▶ **WORK TO DO**
Rewrite the data below, putting "clickable" wherever "interactable" appears and keeping everything else unchanged.

▶ **PROVIDED INFORMATION**
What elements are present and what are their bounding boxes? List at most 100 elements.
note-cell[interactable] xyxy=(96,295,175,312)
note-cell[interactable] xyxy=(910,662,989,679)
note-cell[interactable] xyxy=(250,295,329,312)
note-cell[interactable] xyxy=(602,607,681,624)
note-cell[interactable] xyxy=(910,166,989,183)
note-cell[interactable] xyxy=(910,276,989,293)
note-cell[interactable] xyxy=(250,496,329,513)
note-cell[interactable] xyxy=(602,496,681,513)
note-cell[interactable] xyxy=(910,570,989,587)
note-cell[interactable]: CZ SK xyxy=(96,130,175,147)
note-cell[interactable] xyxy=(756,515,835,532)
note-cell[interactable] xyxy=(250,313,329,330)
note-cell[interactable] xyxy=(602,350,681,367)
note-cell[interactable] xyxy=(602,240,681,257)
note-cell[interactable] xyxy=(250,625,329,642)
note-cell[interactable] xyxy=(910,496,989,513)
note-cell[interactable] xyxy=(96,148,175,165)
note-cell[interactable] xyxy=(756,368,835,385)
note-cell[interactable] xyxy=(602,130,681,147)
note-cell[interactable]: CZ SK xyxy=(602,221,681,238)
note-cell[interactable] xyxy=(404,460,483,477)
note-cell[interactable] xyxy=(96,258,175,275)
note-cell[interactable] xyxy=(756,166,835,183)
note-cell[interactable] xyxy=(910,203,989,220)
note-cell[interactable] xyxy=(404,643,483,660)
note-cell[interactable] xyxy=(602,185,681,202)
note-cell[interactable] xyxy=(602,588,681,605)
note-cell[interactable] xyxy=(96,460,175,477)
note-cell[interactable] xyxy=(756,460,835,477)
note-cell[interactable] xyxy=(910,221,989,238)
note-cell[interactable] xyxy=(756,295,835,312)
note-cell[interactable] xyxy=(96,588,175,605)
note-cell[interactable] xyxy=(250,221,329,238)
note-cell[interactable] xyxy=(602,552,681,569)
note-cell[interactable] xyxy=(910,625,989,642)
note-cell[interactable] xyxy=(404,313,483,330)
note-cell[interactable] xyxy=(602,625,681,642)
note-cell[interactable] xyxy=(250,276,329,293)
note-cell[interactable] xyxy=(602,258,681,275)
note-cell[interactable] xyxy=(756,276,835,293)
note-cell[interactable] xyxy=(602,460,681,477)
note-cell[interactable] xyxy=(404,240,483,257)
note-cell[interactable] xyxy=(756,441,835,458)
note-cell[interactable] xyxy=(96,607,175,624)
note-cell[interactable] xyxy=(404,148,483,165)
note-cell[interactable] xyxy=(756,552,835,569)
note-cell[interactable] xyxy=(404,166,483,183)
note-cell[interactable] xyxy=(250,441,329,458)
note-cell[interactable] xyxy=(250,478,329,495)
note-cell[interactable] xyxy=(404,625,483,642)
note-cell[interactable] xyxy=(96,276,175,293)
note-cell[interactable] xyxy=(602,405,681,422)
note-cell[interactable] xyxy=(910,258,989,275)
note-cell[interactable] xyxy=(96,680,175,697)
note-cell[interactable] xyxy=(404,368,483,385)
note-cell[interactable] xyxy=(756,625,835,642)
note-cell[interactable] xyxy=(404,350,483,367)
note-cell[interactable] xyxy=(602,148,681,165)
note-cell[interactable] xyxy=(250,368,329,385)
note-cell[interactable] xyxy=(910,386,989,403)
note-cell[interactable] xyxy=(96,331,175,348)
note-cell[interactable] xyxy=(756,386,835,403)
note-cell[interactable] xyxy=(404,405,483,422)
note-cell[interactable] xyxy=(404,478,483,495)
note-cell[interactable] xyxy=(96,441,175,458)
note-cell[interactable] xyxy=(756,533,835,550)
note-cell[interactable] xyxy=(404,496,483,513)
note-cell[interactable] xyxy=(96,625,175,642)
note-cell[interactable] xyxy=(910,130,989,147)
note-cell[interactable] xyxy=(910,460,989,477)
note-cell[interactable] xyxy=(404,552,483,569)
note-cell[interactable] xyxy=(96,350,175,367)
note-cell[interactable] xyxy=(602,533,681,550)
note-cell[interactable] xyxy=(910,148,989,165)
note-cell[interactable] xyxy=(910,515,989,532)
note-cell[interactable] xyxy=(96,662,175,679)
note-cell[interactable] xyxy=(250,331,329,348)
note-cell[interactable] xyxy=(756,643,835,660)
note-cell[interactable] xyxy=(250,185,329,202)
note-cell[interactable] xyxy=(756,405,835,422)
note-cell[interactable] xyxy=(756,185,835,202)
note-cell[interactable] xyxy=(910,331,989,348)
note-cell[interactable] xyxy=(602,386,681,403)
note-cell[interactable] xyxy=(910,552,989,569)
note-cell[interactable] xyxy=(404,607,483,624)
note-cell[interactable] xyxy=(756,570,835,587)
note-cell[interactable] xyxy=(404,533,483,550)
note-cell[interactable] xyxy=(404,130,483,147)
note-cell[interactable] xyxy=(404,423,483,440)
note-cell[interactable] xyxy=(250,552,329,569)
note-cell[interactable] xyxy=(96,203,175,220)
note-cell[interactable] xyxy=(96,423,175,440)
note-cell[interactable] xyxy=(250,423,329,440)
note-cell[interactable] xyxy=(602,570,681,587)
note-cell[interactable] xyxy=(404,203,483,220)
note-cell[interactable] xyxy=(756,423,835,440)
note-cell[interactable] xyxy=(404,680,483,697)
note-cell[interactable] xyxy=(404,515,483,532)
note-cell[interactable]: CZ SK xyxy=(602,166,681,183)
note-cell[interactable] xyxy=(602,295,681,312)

▶ **WRITTEN ANSWER**
What elements are present and what are their bounding boxes? List at most 100 elements.
note-cell[clickable] xyxy=(96,295,175,312)
note-cell[clickable] xyxy=(910,662,989,679)
note-cell[clickable] xyxy=(250,295,329,312)
note-cell[clickable] xyxy=(602,607,681,624)
note-cell[clickable] xyxy=(910,166,989,183)
note-cell[clickable] xyxy=(910,276,989,293)
note-cell[clickable] xyxy=(250,496,329,513)
note-cell[clickable] xyxy=(602,496,681,513)
note-cell[clickable] xyxy=(910,570,989,587)
note-cell[clickable]: CZ SK xyxy=(96,130,175,147)
note-cell[clickable] xyxy=(756,515,835,532)
note-cell[clickable] xyxy=(250,313,329,330)
note-cell[clickable] xyxy=(602,350,681,367)
note-cell[clickable] xyxy=(602,240,681,257)
note-cell[clickable] xyxy=(250,625,329,642)
note-cell[clickable] xyxy=(910,496,989,513)
note-cell[clickable] xyxy=(96,148,175,165)
note-cell[clickable] xyxy=(756,368,835,385)
note-cell[clickable] xyxy=(602,130,681,147)
note-cell[clickable]: CZ SK xyxy=(602,221,681,238)
note-cell[clickable] xyxy=(404,460,483,477)
note-cell[clickable] xyxy=(96,258,175,275)
note-cell[clickable] xyxy=(756,166,835,183)
note-cell[clickable] xyxy=(910,203,989,220)
note-cell[clickable] xyxy=(404,643,483,660)
note-cell[clickable] xyxy=(602,185,681,202)
note-cell[clickable] xyxy=(602,588,681,605)
note-cell[clickable] xyxy=(96,460,175,477)
note-cell[clickable] xyxy=(756,460,835,477)
note-cell[clickable] xyxy=(910,221,989,238)
note-cell[clickable] xyxy=(756,295,835,312)
note-cell[clickable] xyxy=(96,588,175,605)
note-cell[clickable] xyxy=(250,221,329,238)
note-cell[clickable] xyxy=(602,552,681,569)
note-cell[clickable] xyxy=(910,625,989,642)
note-cell[clickable] xyxy=(404,313,483,330)
note-cell[clickable] xyxy=(602,625,681,642)
note-cell[clickable] xyxy=(250,276,329,293)
note-cell[clickable] xyxy=(602,258,681,275)
note-cell[clickable] xyxy=(756,276,835,293)
note-cell[clickable] xyxy=(602,460,681,477)
note-cell[clickable] xyxy=(404,240,483,257)
note-cell[clickable] xyxy=(756,441,835,458)
note-cell[clickable] xyxy=(96,607,175,624)
note-cell[clickable] xyxy=(404,148,483,165)
note-cell[clickable] xyxy=(756,552,835,569)
note-cell[clickable] xyxy=(404,166,483,183)
note-cell[clickable] xyxy=(250,441,329,458)
note-cell[clickable] xyxy=(250,478,329,495)
note-cell[clickable] xyxy=(404,625,483,642)
note-cell[clickable] xyxy=(96,276,175,293)
note-cell[clickable] xyxy=(602,405,681,422)
note-cell[clickable] xyxy=(910,258,989,275)
note-cell[clickable] xyxy=(96,680,175,697)
note-cell[clickable] xyxy=(404,368,483,385)
note-cell[clickable] xyxy=(756,625,835,642)
note-cell[clickable] xyxy=(404,350,483,367)
note-cell[clickable] xyxy=(602,148,681,165)
note-cell[clickable] xyxy=(250,368,329,385)
note-cell[clickable] xyxy=(910,386,989,403)
note-cell[clickable] xyxy=(96,331,175,348)
note-cell[clickable] xyxy=(756,386,835,403)
note-cell[clickable] xyxy=(404,405,483,422)
note-cell[clickable] xyxy=(404,478,483,495)
note-cell[clickable] xyxy=(96,441,175,458)
note-cell[clickable] xyxy=(756,533,835,550)
note-cell[clickable] xyxy=(404,496,483,513)
note-cell[clickable] xyxy=(96,625,175,642)
note-cell[clickable] xyxy=(910,130,989,147)
note-cell[clickable] xyxy=(910,460,989,477)
note-cell[clickable] xyxy=(404,552,483,569)
note-cell[clickable] xyxy=(96,350,175,367)
note-cell[clickable] xyxy=(602,533,681,550)
note-cell[clickable] xyxy=(910,148,989,165)
note-cell[clickable] xyxy=(910,515,989,532)
note-cell[clickable] xyxy=(96,662,175,679)
note-cell[clickable] xyxy=(250,331,329,348)
note-cell[clickable] xyxy=(756,643,835,660)
note-cell[clickable] xyxy=(250,185,329,202)
note-cell[clickable] xyxy=(756,405,835,422)
note-cell[clickable] xyxy=(756,185,835,202)
note-cell[clickable] xyxy=(910,331,989,348)
note-cell[clickable] xyxy=(602,386,681,403)
note-cell[clickable] xyxy=(910,552,989,569)
note-cell[clickable] xyxy=(404,607,483,624)
note-cell[clickable] xyxy=(756,570,835,587)
note-cell[clickable] xyxy=(404,533,483,550)
note-cell[clickable] xyxy=(404,130,483,147)
note-cell[clickable] xyxy=(404,423,483,440)
note-cell[clickable] xyxy=(250,552,329,569)
note-cell[clickable] xyxy=(96,203,175,220)
note-cell[clickable] xyxy=(96,423,175,440)
note-cell[clickable] xyxy=(250,423,329,440)
note-cell[clickable] xyxy=(602,570,681,587)
note-cell[clickable] xyxy=(404,203,483,220)
note-cell[clickable] xyxy=(756,423,835,440)
note-cell[clickable] xyxy=(404,680,483,697)
note-cell[clickable] xyxy=(404,515,483,532)
note-cell[clickable]: CZ SK xyxy=(602,166,681,183)
note-cell[clickable] xyxy=(602,295,681,312)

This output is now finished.